• [Dataset records]:
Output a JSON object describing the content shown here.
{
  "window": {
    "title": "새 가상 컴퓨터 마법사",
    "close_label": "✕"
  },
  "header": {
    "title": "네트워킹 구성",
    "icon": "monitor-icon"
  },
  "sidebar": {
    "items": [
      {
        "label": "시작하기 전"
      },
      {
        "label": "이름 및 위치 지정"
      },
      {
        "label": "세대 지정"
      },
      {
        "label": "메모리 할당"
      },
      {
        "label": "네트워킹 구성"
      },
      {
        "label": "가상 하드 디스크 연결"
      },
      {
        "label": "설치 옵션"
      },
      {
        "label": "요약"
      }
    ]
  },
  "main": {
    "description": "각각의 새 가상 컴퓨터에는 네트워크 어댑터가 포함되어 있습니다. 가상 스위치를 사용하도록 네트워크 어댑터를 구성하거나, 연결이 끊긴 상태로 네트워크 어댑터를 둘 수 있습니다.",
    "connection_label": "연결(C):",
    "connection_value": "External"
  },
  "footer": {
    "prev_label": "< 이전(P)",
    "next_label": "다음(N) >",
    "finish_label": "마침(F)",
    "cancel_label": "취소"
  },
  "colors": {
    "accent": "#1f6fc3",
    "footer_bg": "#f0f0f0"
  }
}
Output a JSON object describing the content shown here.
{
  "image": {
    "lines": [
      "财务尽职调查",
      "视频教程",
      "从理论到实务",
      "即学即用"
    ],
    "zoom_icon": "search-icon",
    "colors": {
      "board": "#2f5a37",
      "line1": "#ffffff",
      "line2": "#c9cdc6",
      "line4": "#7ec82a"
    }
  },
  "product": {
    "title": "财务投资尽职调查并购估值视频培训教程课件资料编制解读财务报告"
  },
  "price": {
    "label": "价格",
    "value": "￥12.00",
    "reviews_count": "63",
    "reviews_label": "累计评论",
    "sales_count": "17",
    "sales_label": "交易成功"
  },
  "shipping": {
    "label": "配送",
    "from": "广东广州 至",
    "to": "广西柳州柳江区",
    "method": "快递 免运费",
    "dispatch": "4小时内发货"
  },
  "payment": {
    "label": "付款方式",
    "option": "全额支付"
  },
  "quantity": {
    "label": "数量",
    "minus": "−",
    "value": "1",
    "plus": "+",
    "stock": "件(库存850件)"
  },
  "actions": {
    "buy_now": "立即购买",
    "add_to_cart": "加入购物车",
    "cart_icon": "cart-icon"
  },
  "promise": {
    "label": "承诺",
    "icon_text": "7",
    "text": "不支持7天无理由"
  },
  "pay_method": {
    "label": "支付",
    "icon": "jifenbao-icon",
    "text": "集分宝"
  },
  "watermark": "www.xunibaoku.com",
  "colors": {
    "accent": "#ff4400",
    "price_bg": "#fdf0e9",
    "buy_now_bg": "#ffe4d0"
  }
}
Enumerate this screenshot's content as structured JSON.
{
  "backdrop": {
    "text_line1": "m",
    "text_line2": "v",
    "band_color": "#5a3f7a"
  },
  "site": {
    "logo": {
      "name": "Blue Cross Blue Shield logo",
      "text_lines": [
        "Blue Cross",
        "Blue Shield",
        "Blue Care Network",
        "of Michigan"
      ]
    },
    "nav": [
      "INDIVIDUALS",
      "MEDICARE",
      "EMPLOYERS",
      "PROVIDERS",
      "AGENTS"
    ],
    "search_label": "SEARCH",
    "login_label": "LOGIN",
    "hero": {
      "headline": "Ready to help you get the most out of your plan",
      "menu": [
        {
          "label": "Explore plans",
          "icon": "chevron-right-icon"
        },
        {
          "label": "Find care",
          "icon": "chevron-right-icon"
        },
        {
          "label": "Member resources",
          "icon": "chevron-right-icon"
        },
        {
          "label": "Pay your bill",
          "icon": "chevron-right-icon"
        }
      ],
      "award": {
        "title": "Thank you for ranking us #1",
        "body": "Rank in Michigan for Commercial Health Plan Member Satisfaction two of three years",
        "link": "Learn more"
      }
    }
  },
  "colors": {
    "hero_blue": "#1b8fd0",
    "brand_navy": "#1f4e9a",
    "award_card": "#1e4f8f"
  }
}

• [Goal]:
Write out every entry again, keeping each line exactly the same.

• [Right answer]:
Output a JSON object describing the content shown here.
{
  "window": {
    "title": "새 가상 컴퓨터 마법사",
    "close_label": "✕"
  },
  "header": {
    "title": "네트워킹 구성",
    "icon": "monitor-icon"
  },
  "sidebar": {
    "items": [
      {
        "label": "시작하기 전"
      },
      {
        "label": "이름 및 위치 지정"
      },
      {
        "label": "세대 지정"
      },
      {
        "label": "메모리 할당"
      },
      {
        "label": "네트워킹 구성"
      },
      {
        "label": "가상 하드 디스크 연결"
      },
      {
        "label": "설치 옵션"
      },
      {
        "label": "요약"
      }
    ]
  },
  "main": {
    "description": "각각의 새 가상 컴퓨터에는 네트워크 어댑터가 포함되어 있습니다. 가상 스위치를 사용하도록 네트워크 어댑터를 구성하거나, 연결이 끊긴 상태로 네트워크 어댑터를 둘 수 있습니다.",
    "connection_label": "연결(C):",
    "connection_value": "External"
  },
  "footer": {
    "prev_label": "< 이전(P)",
    "next_label": "다음(N) >",
    "finish_label": "마침(F)",
    "cancel_label": "취소"
  },
  "colors": {
    "accent": "#1f6fc3",
    "footer_bg": "#f0f0f0"
  }
}
Output a JSON object describing the content shown here.
{
  "image": {
    "lines": [
      "财务尽职调查",
      "视频教程",
      "从理论到实务",
      "即学即用"
    ],
    "zoom_icon": "search-icon",
    "colors": {
      "board": "#2f5a37",
      "line1": "#ffffff",
      "line2": "#c9cdc6",
      "line4": "#7ec82a"
    }
  },
  "product": {
    "title": "财务投资尽职调查并购估值视频培训教程课件资料编制解读财务报告"
  },
  "price": {
    "label": "价格",
    "value": "￥12.00",
    "reviews_count": "63",
    "reviews_label": "累计评论",
    "sales_count": "17",
    "sales_label": "交易成功"
  },
  "shipping": {
    "label": "配送",
    "from": "广东广州 至",
    "to": "广西柳州柳江区",
    "method": "快递 免运费",
    "dispatch": "4小时内发货"
  },
  "payment": {
    "label": "付款方式",
    "option": "全额支付"
  },
  "quantity": {
    "label": "数量",
    "minus": "−",
    "value": "1",
    "plus": "+",
    "stock": "件(库存850件)"
  },
  "actions": {
    "buy_now": "立即购买",
    "add_to_cart": "加入购物车",
    "cart_icon": "cart-icon"
  },
  "promise": {
    "label": "承诺",
    "icon_text": "7",
    "text": "不支持7天无理由"
  },
  "pay_method": {
    "label": "支付",
    "icon": "jifenbao-icon",
    "text": "集分宝"
  },
  "watermark": "www.xunibaoku.com",
  "colors": {
    "accent": "#ff4400",
    "price_bg": "#fdf0e9",
    "buy_now_bg": "#ffe4d0"
  }
}
Enumerate this screenshot's content as structured JSON.
{
  "backdrop": {
    "text_line1": "m",
    "text_line2": "v",
    "band_color": "#5a3f7a"
  },
  "site": {
    "logo": {
      "name": "Blue Cross Blue Shield logo",
      "text_lines": [
        "Blue Cross",
        "Blue Shield",
        "Blue Care Network",
        "of Michigan"
      ]
    },
    "nav": [
      "INDIVIDUALS",
      "MEDICARE",
      "EMPLOYERS",
      "PROVIDERS",
      "AGENTS"
    ],
    "search_label": "SEARCH",
    "login_label": "LOGIN",
    "hero": {
      "headline": "Ready to help you get the most out of your plan",
      "menu": [
        {
          "label": "Explore plans",
          "icon": "chevron-right-icon"
        },
        {
          "label": "Find care",
          "icon": "chevron-right-icon"
        },
        {
          "label": "Member resources",
          "icon": "chevron-right-icon"
        },
        {
          "label": "Pay your bill",
          "icon": "chevron-right-icon"
        }
      ],
      "award": {
        "title": "Thank you for ranking us #1",
        "body": "Rank in Michigan for Commercial Health Plan Member Satisfaction two of three years",
        "link": "Learn more"
      }
    }
  },
  "colors": {
    "hero_blue": "#1b8fd0",
    "brand_navy": "#1f4e9a",
    "award_card": "#1e4f8f"
  }
}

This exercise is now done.